#### Supplied text
--- --- ---
Nowadays printers are no longer supplied with the vast majority of PCs, and the total available market (TAM) of hardcopy peripherals is shrinking. As is the case with these markets, consolidation occurs and another company has decided to leave the market: HP this week has announced plans to acquire Samsung’s printer business. The move is going to strengthen HP’s positions on the market of laser printers, multi-function printers (MFPs) and improve its abilities to compete against copiers. In addition, HP will increase its market share and retain its No. 1 position on the market.

HP intends to pay Samsung $1.05 billion for the latter’s printer business and acquire a portfolio of intellectual property that includes 6,500 printing patents. In addition, the company will get around 1,300 researchers and engineers with advanced expertise in laser printer technology, imaging electronics, as well as printer supplies and accessories. HP claims that the acquisition is expected to bring cost synergies and a “strong” financial model, but right now the company does not share its plans regarding optimizations of its printing business workforce or anything related.

The future of HP’s and Samsung’s hardcopy products is unclear because both HP and Samsung have comprehensive portfolios of printers and MFPs and their product lines clearly overlap. HP praised the importance of Samsung’s A3 MFPs, which compete against copiers among other hardcopy devices, and promises to integrate Samsung’s products into its lineups. However, due to natural reasons the companies do not share exact plans. At present HP uses Canon’s technologies to build some of its MFPs as well as some other products, whereas Canon services them. The two companies intend to keep the partnership going forward.
--- --- ---
#### Provided records
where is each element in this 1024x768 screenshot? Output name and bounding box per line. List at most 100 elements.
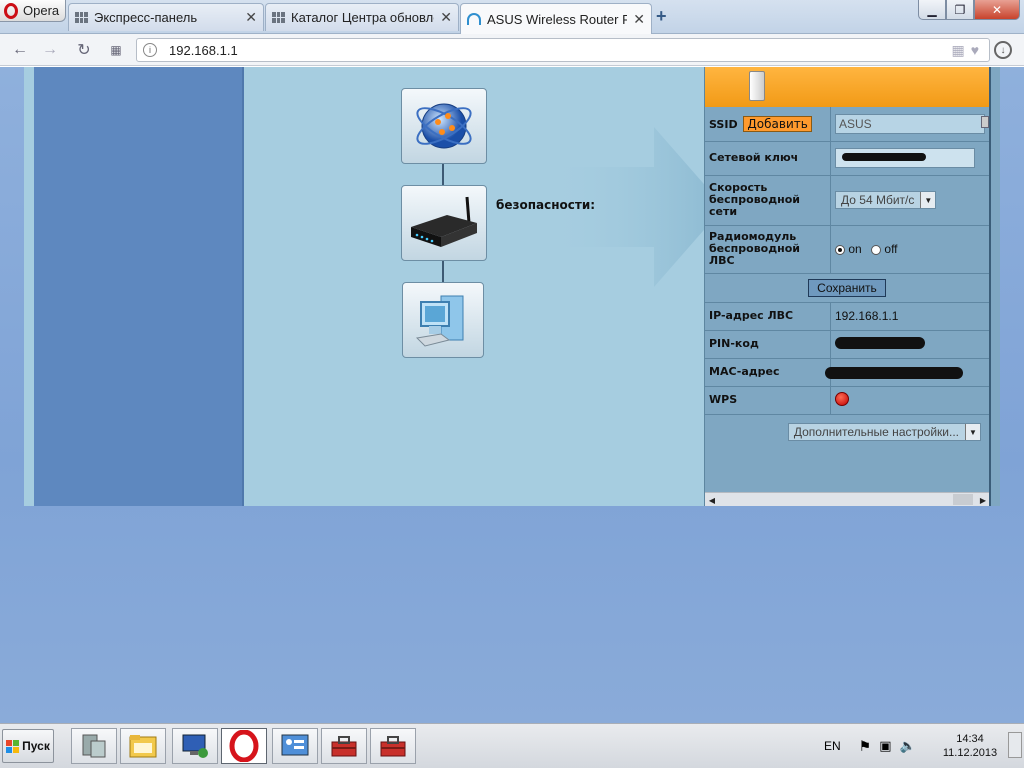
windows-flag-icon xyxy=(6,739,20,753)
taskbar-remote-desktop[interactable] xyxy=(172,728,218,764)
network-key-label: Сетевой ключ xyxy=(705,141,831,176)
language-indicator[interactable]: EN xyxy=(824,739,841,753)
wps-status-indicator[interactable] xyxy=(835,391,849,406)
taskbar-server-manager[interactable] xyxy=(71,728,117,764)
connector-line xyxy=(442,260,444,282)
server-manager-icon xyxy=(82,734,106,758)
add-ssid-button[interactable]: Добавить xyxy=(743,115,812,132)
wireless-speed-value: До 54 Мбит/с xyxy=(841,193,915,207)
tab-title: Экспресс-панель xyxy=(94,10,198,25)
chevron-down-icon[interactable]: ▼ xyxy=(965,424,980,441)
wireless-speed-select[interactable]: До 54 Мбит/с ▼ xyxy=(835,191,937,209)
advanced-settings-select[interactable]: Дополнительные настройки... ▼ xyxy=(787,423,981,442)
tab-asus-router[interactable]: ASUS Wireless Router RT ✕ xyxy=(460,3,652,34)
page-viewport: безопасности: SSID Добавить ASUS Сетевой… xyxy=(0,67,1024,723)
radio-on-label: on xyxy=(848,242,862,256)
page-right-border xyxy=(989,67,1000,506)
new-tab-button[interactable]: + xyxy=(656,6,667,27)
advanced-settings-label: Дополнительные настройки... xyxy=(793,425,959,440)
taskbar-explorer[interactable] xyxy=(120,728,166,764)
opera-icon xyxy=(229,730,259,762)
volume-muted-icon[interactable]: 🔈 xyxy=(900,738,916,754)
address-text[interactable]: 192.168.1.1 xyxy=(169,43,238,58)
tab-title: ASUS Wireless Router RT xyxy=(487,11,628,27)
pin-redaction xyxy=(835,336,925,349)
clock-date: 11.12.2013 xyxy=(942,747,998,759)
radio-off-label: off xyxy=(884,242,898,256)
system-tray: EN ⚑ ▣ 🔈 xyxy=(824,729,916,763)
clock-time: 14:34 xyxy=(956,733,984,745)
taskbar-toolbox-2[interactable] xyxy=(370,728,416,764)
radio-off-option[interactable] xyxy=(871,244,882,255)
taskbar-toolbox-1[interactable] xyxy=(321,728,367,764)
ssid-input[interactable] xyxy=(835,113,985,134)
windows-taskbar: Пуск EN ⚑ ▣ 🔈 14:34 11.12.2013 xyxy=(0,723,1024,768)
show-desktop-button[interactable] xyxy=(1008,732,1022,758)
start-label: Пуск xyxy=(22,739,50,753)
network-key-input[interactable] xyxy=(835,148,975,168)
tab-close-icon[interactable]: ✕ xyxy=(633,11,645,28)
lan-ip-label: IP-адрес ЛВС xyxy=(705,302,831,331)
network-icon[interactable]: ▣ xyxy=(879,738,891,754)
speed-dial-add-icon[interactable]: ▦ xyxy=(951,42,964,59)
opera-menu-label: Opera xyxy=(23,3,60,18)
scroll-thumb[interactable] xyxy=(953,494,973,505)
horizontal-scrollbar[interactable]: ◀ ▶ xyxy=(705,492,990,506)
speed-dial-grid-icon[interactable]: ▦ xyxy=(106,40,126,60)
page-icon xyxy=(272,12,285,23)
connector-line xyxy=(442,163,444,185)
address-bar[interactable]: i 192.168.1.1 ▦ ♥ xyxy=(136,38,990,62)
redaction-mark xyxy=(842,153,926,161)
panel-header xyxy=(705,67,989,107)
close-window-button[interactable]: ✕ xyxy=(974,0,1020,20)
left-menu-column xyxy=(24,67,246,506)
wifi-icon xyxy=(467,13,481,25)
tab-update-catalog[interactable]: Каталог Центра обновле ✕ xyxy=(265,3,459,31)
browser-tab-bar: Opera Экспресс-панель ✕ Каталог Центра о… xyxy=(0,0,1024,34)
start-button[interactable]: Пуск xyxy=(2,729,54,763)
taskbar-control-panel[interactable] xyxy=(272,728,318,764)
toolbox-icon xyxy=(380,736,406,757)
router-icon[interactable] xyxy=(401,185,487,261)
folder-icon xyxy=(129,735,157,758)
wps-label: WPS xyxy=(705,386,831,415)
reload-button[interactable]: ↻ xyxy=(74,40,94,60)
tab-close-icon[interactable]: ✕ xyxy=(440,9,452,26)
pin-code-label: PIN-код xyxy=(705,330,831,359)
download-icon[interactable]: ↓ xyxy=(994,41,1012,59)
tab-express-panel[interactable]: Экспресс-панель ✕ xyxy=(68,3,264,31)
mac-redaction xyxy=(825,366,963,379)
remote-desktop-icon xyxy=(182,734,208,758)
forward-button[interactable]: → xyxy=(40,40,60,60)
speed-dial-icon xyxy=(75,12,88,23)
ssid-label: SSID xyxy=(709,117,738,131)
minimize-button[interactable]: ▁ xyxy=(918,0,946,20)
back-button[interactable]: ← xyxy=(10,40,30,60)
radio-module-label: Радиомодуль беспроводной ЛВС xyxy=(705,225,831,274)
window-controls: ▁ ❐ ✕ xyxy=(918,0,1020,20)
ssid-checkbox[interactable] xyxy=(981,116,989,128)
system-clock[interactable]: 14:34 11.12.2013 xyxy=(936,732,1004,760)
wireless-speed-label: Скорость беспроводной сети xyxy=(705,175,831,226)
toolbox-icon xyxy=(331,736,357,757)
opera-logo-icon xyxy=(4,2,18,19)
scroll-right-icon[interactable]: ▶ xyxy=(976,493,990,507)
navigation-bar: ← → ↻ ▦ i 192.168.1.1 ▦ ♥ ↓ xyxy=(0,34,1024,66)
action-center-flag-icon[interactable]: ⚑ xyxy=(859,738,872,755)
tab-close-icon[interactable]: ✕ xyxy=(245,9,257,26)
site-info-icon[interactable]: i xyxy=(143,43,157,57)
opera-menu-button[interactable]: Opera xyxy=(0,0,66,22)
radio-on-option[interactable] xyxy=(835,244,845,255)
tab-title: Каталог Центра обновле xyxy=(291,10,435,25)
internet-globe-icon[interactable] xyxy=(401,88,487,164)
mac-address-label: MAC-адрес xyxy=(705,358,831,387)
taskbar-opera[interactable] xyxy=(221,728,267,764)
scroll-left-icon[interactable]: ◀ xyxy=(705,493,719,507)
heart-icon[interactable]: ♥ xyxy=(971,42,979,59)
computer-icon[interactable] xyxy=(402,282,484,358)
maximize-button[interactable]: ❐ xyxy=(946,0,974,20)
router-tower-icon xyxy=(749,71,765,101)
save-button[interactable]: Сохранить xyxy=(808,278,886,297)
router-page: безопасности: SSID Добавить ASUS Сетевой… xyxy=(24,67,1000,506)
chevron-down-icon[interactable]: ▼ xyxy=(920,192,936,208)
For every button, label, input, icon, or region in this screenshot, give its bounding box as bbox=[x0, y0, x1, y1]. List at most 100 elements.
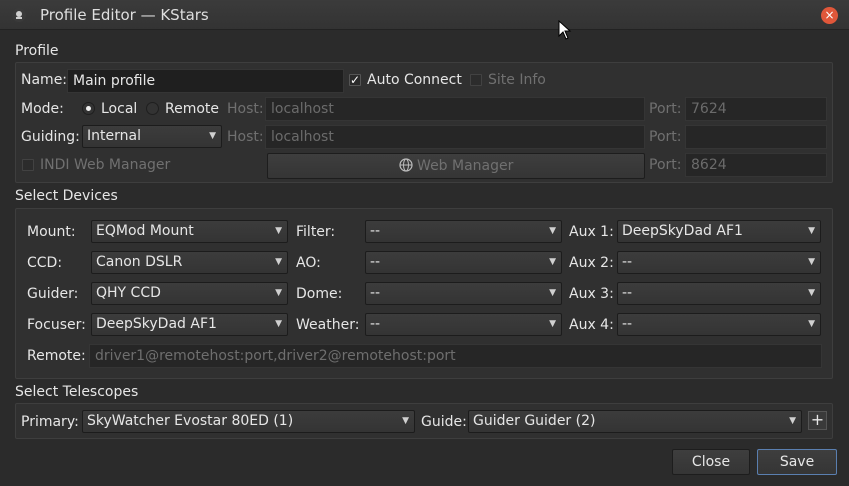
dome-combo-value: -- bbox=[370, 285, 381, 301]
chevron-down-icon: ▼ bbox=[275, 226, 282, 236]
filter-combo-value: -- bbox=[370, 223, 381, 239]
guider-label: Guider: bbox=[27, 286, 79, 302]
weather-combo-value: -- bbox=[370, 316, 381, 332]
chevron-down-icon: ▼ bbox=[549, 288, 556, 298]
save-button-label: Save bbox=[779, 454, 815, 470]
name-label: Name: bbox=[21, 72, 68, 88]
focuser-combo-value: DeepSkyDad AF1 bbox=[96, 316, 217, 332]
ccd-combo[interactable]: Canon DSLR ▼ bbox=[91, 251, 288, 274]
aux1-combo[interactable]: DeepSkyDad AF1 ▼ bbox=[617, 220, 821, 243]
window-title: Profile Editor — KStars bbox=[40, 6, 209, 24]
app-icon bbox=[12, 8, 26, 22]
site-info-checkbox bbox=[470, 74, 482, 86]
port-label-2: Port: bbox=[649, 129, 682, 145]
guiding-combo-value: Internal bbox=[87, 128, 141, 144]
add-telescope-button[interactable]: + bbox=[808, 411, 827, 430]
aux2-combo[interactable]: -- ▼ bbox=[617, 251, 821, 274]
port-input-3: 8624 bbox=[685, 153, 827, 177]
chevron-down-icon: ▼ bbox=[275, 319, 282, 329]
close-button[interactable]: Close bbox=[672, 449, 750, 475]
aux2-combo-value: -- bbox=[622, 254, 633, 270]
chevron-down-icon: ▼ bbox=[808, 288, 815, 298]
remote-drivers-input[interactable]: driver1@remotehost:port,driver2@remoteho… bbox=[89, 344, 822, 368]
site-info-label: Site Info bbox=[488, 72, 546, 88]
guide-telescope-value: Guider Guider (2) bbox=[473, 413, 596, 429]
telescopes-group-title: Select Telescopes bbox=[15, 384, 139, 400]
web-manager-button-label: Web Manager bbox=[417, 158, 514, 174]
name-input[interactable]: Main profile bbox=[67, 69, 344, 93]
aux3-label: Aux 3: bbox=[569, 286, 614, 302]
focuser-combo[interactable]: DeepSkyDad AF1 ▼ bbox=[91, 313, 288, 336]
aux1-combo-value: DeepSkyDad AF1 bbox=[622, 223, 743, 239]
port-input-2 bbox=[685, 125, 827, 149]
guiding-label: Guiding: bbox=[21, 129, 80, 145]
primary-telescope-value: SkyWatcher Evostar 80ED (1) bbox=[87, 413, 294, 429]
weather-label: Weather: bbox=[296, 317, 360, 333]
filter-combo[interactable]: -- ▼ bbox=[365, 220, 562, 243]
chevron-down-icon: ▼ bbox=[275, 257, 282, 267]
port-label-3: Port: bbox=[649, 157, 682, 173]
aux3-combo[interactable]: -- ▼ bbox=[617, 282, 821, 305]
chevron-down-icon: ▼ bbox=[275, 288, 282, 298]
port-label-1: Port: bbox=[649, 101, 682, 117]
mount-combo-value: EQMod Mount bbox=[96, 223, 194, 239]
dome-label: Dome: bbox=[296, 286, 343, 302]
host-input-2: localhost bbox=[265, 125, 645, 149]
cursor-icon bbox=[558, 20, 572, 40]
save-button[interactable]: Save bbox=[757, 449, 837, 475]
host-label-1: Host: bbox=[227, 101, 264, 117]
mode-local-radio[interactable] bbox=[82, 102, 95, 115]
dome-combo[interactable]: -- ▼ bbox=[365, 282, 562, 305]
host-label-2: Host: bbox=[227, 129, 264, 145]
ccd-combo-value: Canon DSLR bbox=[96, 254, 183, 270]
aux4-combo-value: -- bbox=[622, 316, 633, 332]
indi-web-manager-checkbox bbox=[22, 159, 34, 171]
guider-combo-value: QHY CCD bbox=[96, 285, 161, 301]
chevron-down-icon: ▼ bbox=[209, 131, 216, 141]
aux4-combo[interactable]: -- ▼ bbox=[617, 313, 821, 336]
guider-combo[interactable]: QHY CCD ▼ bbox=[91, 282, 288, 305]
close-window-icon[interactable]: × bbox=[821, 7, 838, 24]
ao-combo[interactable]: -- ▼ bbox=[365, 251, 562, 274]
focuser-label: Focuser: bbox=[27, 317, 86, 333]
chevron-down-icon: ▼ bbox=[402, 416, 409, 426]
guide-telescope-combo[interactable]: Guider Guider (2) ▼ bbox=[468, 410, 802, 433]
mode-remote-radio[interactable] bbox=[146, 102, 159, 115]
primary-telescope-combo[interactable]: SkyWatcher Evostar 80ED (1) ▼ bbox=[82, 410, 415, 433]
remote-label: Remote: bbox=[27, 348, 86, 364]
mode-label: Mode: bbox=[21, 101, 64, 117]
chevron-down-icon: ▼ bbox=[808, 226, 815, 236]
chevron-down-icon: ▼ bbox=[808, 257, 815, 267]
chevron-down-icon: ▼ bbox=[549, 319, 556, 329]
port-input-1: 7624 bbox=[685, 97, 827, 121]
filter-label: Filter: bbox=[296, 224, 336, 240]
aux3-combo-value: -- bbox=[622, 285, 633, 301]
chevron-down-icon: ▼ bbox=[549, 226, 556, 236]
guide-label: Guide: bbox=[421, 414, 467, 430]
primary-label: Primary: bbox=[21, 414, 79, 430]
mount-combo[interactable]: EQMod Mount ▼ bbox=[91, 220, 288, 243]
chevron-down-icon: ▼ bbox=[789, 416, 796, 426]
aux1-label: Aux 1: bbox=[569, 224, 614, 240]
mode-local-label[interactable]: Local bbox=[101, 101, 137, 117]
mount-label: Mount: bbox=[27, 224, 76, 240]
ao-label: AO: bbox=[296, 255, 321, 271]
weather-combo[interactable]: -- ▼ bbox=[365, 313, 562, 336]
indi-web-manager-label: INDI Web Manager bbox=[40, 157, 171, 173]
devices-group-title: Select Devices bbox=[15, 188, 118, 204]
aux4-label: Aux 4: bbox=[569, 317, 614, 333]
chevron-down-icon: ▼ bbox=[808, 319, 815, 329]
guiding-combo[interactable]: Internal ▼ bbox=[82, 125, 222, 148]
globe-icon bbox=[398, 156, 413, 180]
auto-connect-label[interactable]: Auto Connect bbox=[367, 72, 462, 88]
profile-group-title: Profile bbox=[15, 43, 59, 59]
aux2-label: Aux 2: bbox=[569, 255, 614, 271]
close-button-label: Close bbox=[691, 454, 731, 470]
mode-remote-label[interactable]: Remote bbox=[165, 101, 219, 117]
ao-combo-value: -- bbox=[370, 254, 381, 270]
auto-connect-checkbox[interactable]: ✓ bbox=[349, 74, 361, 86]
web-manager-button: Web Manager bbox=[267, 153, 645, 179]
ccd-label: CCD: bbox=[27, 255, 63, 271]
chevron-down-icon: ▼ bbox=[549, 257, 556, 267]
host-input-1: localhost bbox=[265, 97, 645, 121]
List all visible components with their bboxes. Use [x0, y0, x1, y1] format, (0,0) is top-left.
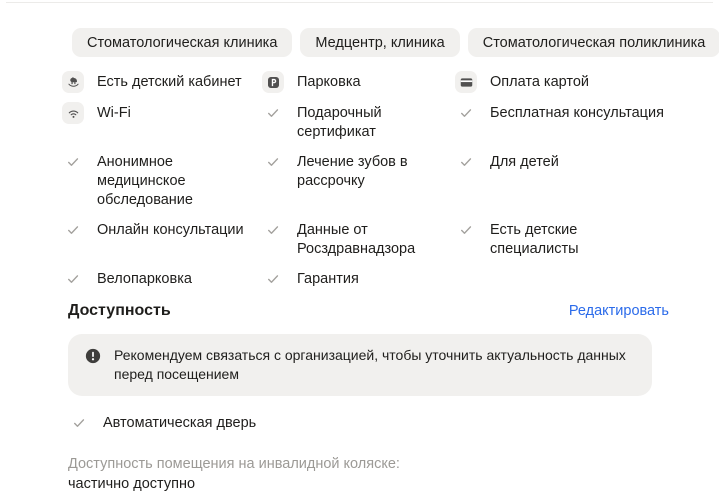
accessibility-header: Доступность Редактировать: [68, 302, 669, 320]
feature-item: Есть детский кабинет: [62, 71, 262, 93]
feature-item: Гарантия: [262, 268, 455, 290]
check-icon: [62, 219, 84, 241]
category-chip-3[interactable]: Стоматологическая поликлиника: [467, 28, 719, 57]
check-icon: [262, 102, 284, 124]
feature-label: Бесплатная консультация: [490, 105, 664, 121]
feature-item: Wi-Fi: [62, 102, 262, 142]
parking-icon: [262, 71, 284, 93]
--- --- ---
#### Problems to solve
(1) Echo the part of the records that opens with the line containing "302, 669, 320]" and closes with the last line of the records, both ends included.
(2) Carry on the text about HP's purchase of Samsung's printer business from where it stops.
The text and the records are unrelated to each other.

#### Task responses
(1)
accessibility-header: Доступность Редактировать: [68, 302, 669, 320]
feature-item: Есть детский кабинет: [62, 71, 262, 93]
feature-item: Гарантия: [262, 268, 455, 290]
check-icon: [62, 219, 84, 241]
category-chip-3[interactable]: Стоматологическая поликлиника: [467, 28, 719, 57]
check-icon: [262, 102, 284, 124]
feature-label: Бесплатная консультация: [490, 105, 664, 121]
feature-item: Wi-Fi: [62, 102, 262, 142]
parking-icon: [262, 71, 284, 93]

(2)
Worldwide Hardcopy Peripherals, Unit Shipments,
Market Share, and Year-over-Year Growth, 1H 2016
Data by IDC
  1H 2016 1H 2015 1H 2015
1H 2016
Shipments Share Shipments Share Change
HP 16,862,131 36.45% 20,123,018 40.32% -16.20%
Canon 9,287,674 20.08% 9,314,253 18.66% -0.29%
Epson 7,939,135 17.16% 7,604,826 15.24% +4.40%
Brother 3,477,553 7.52% 3,714,683 7.44% -6.38%
Samsung 1,929,694 4.17% 2,352,128 4.71% -17.96%
Others 6,765,469 14.62% 6,798,726 13.62% -0.49%
Total 46,261,656 100.00% 49,907,634 100.00% -7.31%

As individuals acquire more smartphones and tablets, whereas organizations replace paper documents with digital documents, the TAM of printers and MFPs is deteriorating. Nonetheless, it is still big: in the first half of 2016, the industry sold 46.261 million hardcopy peripherals, according to IDC (1, 2). While HP remained the top supplier of printers and MFPs with approximately 36% market share, its sales and share declined in the first half of this year compared to 1H 2015. Samsung, which is a much smaller supplier of hardcopy peripherals, also experienced unit sales and market share declines this year. The acquisition of Samsung will help HP to regain its share and slightly improve sales, but since the market is shrinking, its unit sales will not be as high as they used to be years ago.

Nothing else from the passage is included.